[Saved entries]

---+---

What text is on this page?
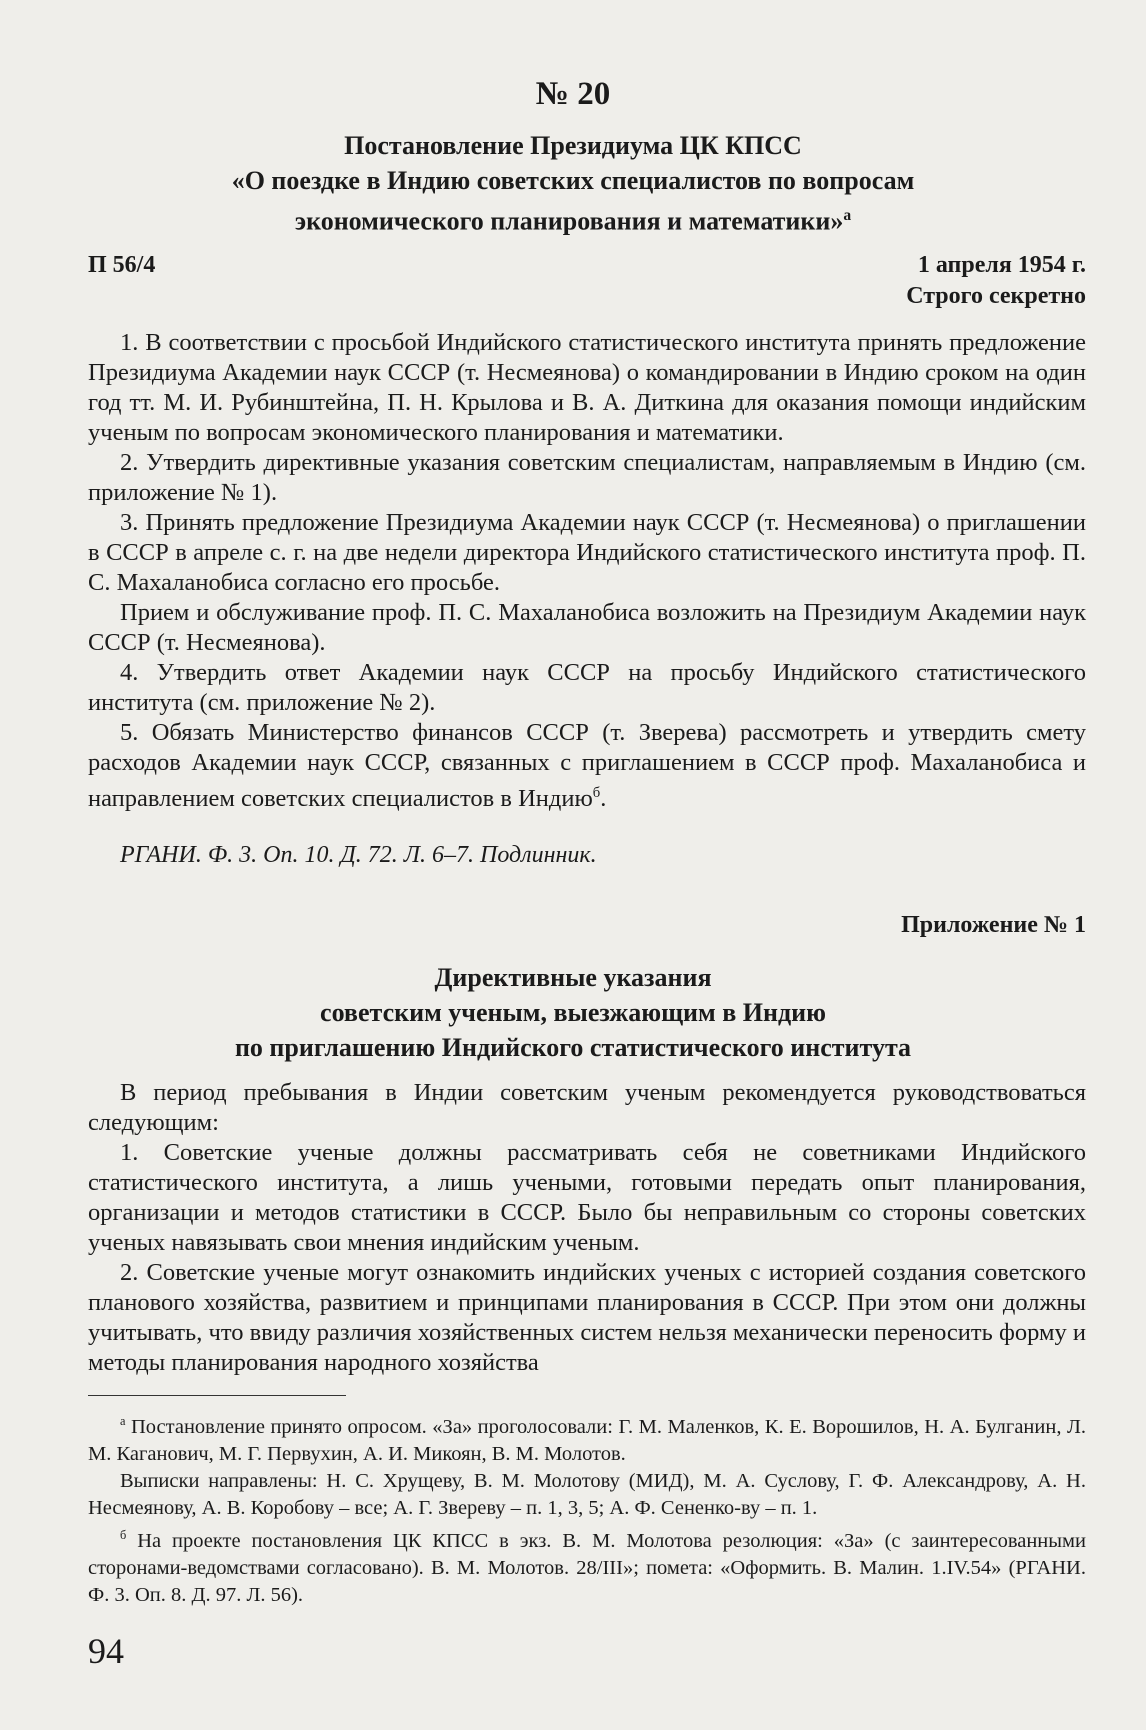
№ 20
Постановление Президиума ЦК КПСС
«О поездке в Индию советских специалистов по вопросам
экономического планирования и математики»$^а$
П 56/4	1 апреля 1954 г.
Строго секретно
1. В соответствии с просьбой Индийского статистического института принять предложение Президиума Академии наук СССР (т. Несмеянова) о командировании в Индию сроком на один год тт. М. И. Рубинштейна, П. Н. Крылова и В. А. Диткина для оказания помощи индийским ученым по вопросам экономического планирования и математики.
2. Утвердить директивные указания советским специалистам, направляемым в Индию (см. приложение № 1).
3. Принять предложение Президиума Академии наук СССР (т. Несмеянова) о приглашении в СССР в апреле с. г. на две недели директора Индийского статистического института проф. П. С. Махаланобиса согласно его просьбе.
Прием и обслуживание проф. П. С. Махаланобиса возложить на Президиум Академии наук СССР (т. Несмеянова).
4. Утвердить ответ Академии наук СССР на просьбу Индийского статистического института (см. приложение № 2).
5. Обязать Министерство финансов СССР (т. Зверева) рассмотреть и утвердить смету расходов Академии наук СССР, связанных с приглашением в СССР проф. Махаланобиса и направлением советских специалистов в Индию$^б$.
РГАНИ. Ф. 3. Оп. 10. Д. 72. Л. 6–7. Подлинник.
Приложение № 1
Директивные указания
советским ученым, выезжающим в Индию
по приглашению Индийского статистического института
В период пребывания в Индии советским ученым рекомендуется руководствоваться следующим:
1. Советские ученые должны рассматривать себя не советниками Индийского статистического института, а лишь учеными, готовыми передать опыт планирования, организации и методов статистики в СССР. Было бы неправильным со стороны советских ученых навязывать свои мнения индийским ученым.
2. Советские ученые могут ознакомить индийских ученых с историей создания советского планового хозяйства, развитием и принципами планирования в СССР. При этом они должны учитывать, что ввиду различия хозяйственных систем нельзя механически переносить форму и методы планирования народного хозяйства
$^а$ Постановление принято опросом. «За» проголосовали: Г. М. Маленков, К. Е. Ворошилов, Н. А. Булганин, Л. М. Каганович, М. Г. Первухин, А. И. Микоян, В. М. Молотов.
Выписки направлены: Н. С. Хрущеву, В. М. Молотову (МИД), М. А. Суслову, Г. Ф. Александрову, А. Н. Несмеянову, А. В. Коробову – все; А. Г. Звереву – п. 1, 3, 5; А. Ф. Сененко-ву – п. 1.
$^б$ На проекте постановления ЦК КПСС в экз. В. М. Молотова резолюция: «За» (с заинтересованными сторонами-ведомствами согласовано). В. М. Молотов. 28/III»; помета: «Оформить. В. Малин. 1.IV.54» (РГАНИ. Ф. 3. Оп. 8. Д. 97. Л. 56).
94
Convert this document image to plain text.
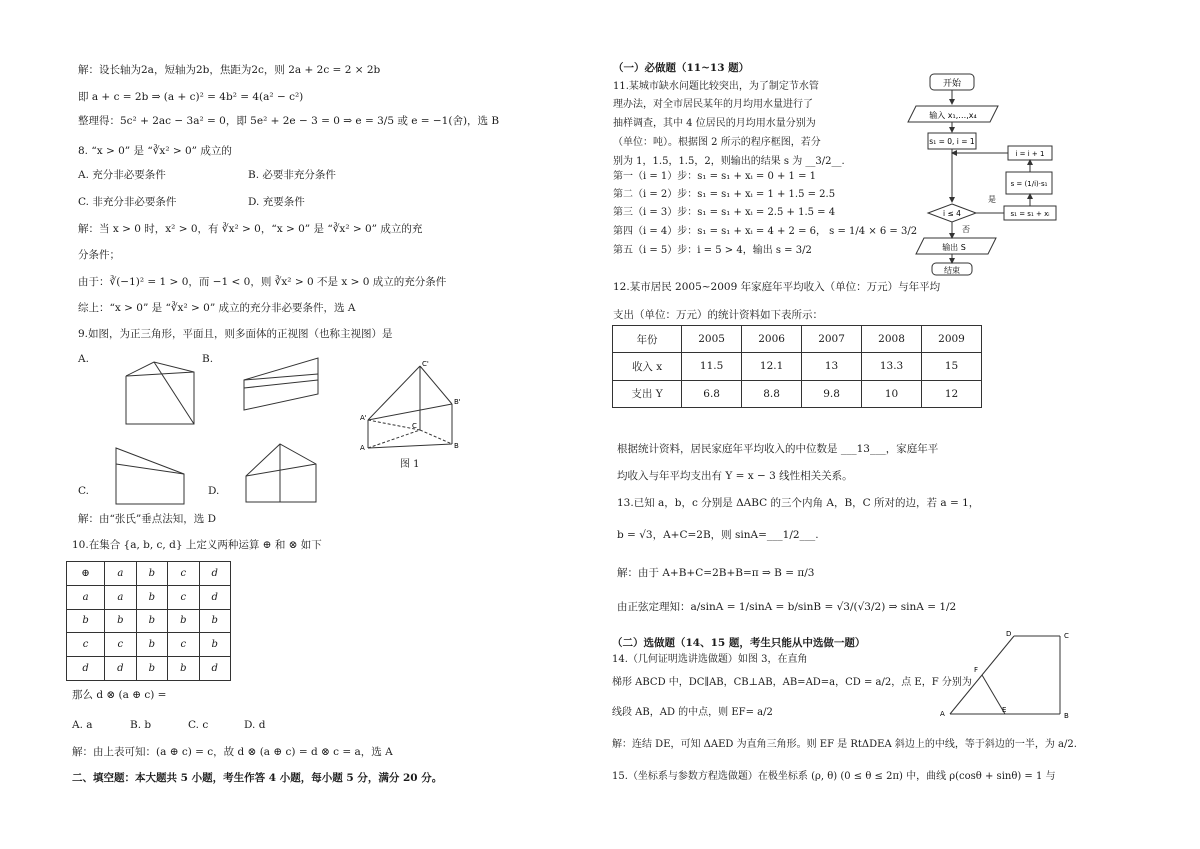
解：设长轴为2a，短轴为2b，焦距为2c，则 2a + 2c = 2 × 2b
即 a + c = 2b ⇒ (a + c)² = 4b² = 4(a² − c²)
整理得：5c² + 2ac − 3a² = 0，即 5e² + 2e − 3 = 0 ⇒ e = 3/5 或 e = −1(舍)，选 B
8. “x > 0” 是 “∛x² > 0” 成立的
A. 充分非必要条件	B. 必要非充分条件
C. 非充分非必要条件	D. 充要条件
解：当 x > 0 时，x² > 0，有 ∛x² > 0，“x > 0” 是 “∛x² > 0” 成立的充
分条件；
由于：∛(−1)² = 1 > 0，而 −1 < 0，则 ∛x² > 0 不是 x > 0 成立的充分条件
综上：“x > 0” 是 “∛x² > 0” 成立的充分非必要条件，选 A
9.如图，为正三角形，平面且，则多面体的正视图（也称主视图）是
A.	B.
C.	D.
C'
A'
B'
A	B
C
图 1
解：由“张氏”垂点法知，选 D
10.在集合 {a, b, c, d} 上定义两种运算 ⊕ 和 ⊗ 如下
⊕	a	b	c	d
a	a	b	c	d
b	b	b	b	b
c	c	b	c	b
d	d	b	b	d
那么 d ⊗ (a ⊕ c) =
A. a	B. b	C. c	D. d
解：由上表可知：(a ⊕ c) = c，故 d ⊗ (a ⊕ c) = d ⊗ c = a，选 A
二、填空题：本大题共 5 小题，考生作答 4 小题，每小题 5 分，满分 20 分。
（一）必做题（11~13 题）
11.某城市缺水问题比较突出，为了制定节水管
理办法，对全市居民某年的月均用水量进行了
抽样调查，其中 4 位居民的月均用水量分别为
（单位：吨）。根据图 2 所示的程序框图，若分
别为 1，1.5，1.5，2，则输出的结果 s 为 __3/2__.
第一（i = 1）步：s₁ = s₁ + xᵢ = 0 + 1 = 1
第二（i = 2）步：s₁ = s₁ + xᵢ = 1 + 1.5 = 2.5
第三（i = 3）步：s₁ = s₁ + xᵢ = 2.5 + 1.5 = 4
第四（i = 4）步：s₁ = s₁ + xᵢ = 4 + 2 = 6， s = 1/4 × 6 = 3/2
第五（i = 5）步：i = 5 > 4，输出 s = 3/2
开始
输入 x₁,…,x₄
s₁ = 0, i = 1
i ≤ 4
是
s₁ = s₁ + xᵢ
s = (1/i)·s₁
i = i + 1
否
输出 S
结束
12.某市居民 2005~2009 年家庭年平均收入（单位：万元）与年平均
支出（单位：万元）的统计资料如下表所示：
年份	2005	2006	2007	2008	2009
收入 x	11.5	12.1	13	13.3	15
支出 Y	6.8	8.8	9.8	10	12
根据统计资料，居民家庭年平均收入的中位数是 ___13___，家庭年平
均收入与年平均支出有 Y = x − 3 线性相关关系。
13.已知 a，b，c 分别是 ΔABC 的三个内角 A，B，C 所对的边，若 a = 1，
b = √3，A+C=2B，则 sinA=___1/2___.
解：由于 A+B+C=2B+B=π ⇒ B = π/3
由正弦定理知：a/sinA = 1/sinA = b/sinB = √3/(√3/2) ⇒ sinA = 1/2
（二）选做题（14、15 题，考生只能从中选做一题）
14.（几何证明选讲选做题）如图 3，在直角
梯形 ABCD 中，DC∥AB，CB⊥AB，AB=AD=a，CD = a/2，点 E，F 分别为
线段 AB，AD 的中点，则 EF= a/2	A	B
C
D
E
F
解：连结 DE，可知 ΔAED 为直角三角形。则 EF 是 RtΔDEA 斜边上的中线，等于斜边的一半，为 a/2.
15.（坐标系与参数方程选做题）在极坐标系 (ρ, θ) (0 ≤ θ ≤ 2π) 中，曲线 ρ(cosθ + sinθ) = 1 与
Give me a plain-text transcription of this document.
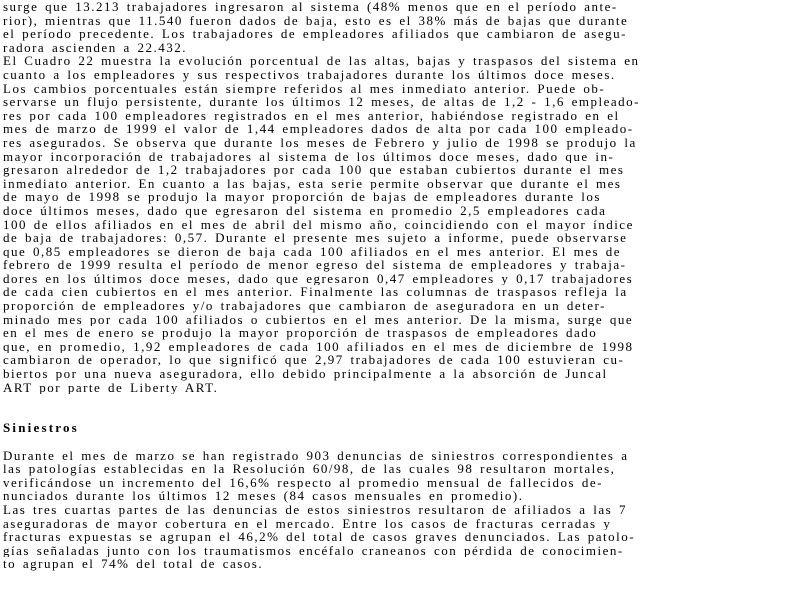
surge que 13.213 trabajadores ingresaron al sistema (48% menos que en el período ante-
rior), mientras que 11.540 fueron dados de baja, esto es el 38% más de bajas que durante
el período precedente. Los trabajadores de empleadores afiliados que cambiaron de asegu-
radora ascienden a 22.432.
El Cuadro 22 muestra la evolución porcentual de las altas, bajas y traspasos del sistema en
cuanto a los empleadores y sus respectivos trabajadores durante los últimos doce meses.
Los cambios porcentuales están siempre referidos al mes inmediato anterior. Puede ob-
servarse un flujo persistente, durante los últimos 12 meses, de altas de 1,2 - 1,6 empleado-
res por cada 100 empleadores registrados en el mes anterior, habiéndose registrado en el
mes de marzo de 1999 el valor de 1,44 empleadores dados de alta por cada 100 empleado-
res asegurados. Se observa que durante los meses de Febrero y julio de 1998 se produjo la
mayor incorporación de trabajadores al sistema de los últimos doce meses, dado que in-
gresaron alrededor de 1,2 trabajadores por cada 100 que estaban cubiertos durante el mes
inmediato anterior. En cuanto a las bajas, esta serie permite observar que durante el mes
de mayo de 1998 se produjo la mayor proporción de bajas de empleadores durante los
doce últimos meses, dado que egresaron del sistema en promedio 2,5 empleadores cada
100 de ellos afiliados en el mes de abril del mismo año, coincidiendo con el mayor índice
de baja de trabajadores: 0,57. Durante el presente mes sujeto a informe, puede observarse
que 0,85 empleadores se dieron de baja cada 100 afiliados en el mes anterior. El mes de
febrero de 1999 resulta el período de menor egreso del sistema de empleadores y trabaja-
dores en los últimos doce meses, dado que egresaron 0,47 empleadores y 0,17 trabajadores
de cada cien cubiertos en el mes anterior. Finalmente las columnas de traspasos refleja la
proporción de empleadores y/o trabajadores que cambiaron de aseguradora en un deter-
minado mes por cada 100 afiliados o cubiertos en el mes anterior. De la misma, surge que
en el mes de enero se produjo la mayor proporción de traspasos de empleadores dado
que, en promedio, 1,92 empleadores de cada 100 afiliados en el mes de diciembre de 1998
cambiaron de operador, lo que significó que 2,97 trabajadores de cada 100 estuvieran cu-
biertos por una nueva aseguradora, ello debido principalmente a la absorción de Juncal
ART por parte de Liberty ART.
Siniestros
Durante el mes de marzo se han registrado 903 denuncias de siniestros correspondientes a
las patologías establecidas en la Resolución 60/98, de las cuales 98 resultaron mortales,
verificándose un incremento del 16,6% respecto al promedio mensual de fallecidos de-
nunciados durante los últimos 12 meses (84 casos mensuales en promedio).
Las tres cuartas partes de las denuncias de estos siniestros resultaron de afiliados a las 7
aseguradoras de mayor cobertura en el mercado. Entre los casos de fracturas cerradas y
fracturas expuestas se agrupan el 46,2% del total de casos graves denunciados. Las patolo-
gías señaladas junto con los traumatismos encéfalo craneanos con pérdida de conocimien-
to agrupan el 74% del total de casos.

---+---

• [PROBLEM TO WORK ON]: Select and copy every line from the records that includes the word "fracturas".

• [TASK RESULT]:
aseguradoras de mayor cobertura en el mercado. Entre los casos de fracturas cerradas y
fracturas expuestas se agrupan el 46,2% del total de casos graves denunciados. Las patolo-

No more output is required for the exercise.